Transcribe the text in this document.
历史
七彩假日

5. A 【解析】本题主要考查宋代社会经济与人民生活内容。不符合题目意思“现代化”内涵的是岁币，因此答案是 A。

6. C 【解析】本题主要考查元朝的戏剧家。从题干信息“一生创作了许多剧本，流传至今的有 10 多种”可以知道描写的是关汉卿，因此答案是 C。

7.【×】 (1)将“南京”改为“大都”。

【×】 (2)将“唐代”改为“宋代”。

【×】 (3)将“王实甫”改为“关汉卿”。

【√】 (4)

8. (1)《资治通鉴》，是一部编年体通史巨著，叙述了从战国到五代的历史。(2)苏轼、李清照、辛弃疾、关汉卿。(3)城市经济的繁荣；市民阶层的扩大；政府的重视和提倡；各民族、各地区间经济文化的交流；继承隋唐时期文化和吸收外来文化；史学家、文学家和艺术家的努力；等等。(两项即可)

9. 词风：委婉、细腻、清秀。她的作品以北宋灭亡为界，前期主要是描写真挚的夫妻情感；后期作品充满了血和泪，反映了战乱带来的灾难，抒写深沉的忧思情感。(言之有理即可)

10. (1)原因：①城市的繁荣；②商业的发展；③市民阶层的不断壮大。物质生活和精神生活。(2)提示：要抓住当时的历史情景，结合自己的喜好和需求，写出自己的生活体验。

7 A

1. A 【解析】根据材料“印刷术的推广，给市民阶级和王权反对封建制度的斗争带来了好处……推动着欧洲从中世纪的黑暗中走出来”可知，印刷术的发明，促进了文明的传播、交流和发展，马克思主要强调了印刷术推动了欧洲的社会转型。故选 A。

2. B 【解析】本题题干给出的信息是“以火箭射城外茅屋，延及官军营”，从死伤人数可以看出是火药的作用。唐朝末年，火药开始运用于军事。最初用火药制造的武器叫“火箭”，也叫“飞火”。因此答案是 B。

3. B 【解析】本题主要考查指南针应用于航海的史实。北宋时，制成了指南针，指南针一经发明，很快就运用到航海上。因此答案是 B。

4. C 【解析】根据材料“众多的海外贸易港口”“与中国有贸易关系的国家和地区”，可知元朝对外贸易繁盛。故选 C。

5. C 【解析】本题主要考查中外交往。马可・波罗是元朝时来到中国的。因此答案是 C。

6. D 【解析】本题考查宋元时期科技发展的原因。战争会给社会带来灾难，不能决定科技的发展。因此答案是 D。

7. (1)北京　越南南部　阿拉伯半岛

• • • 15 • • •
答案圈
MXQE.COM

------

**What is being asked:** From the data above, copy each line that has the string "因此答案是".

**Exercise response:**
5. A 【解析】本题主要考查宋代社会经济与人民生活内容。不符合题目意思“现代化”内涵的是岁币，因此答案是 A。
6. C 【解析】本题主要考查元朝的戏剧家。从题干信息“一生创作了许多剧本，流传至今的有 10 多种”可以知道描写的是关汉卿，因此答案是 C。
2. B 【解析】本题题干给出的信息是“以火箭射城外茅屋，延及官军营”，从死伤人数可以看出是火药的作用。唐朝末年，火药开始运用于军事。最初用火药制造的武器叫“火箭”，也叫“飞火”。因此答案是 B。
3. B 【解析】本题主要考查指南针应用于航海的史实。北宋时，制成了指南针，指南针一经发明，很快就运用到航海上。因此答案是 B。
5. C 【解析】本题主要考查中外交往。马可・波罗是元朝时来到中国的。因此答案是 C。
6. D 【解析】本题考查宋元时期科技发展的原因。战争会给社会带来灾难，不能决定科技的发展。因此答案是 D。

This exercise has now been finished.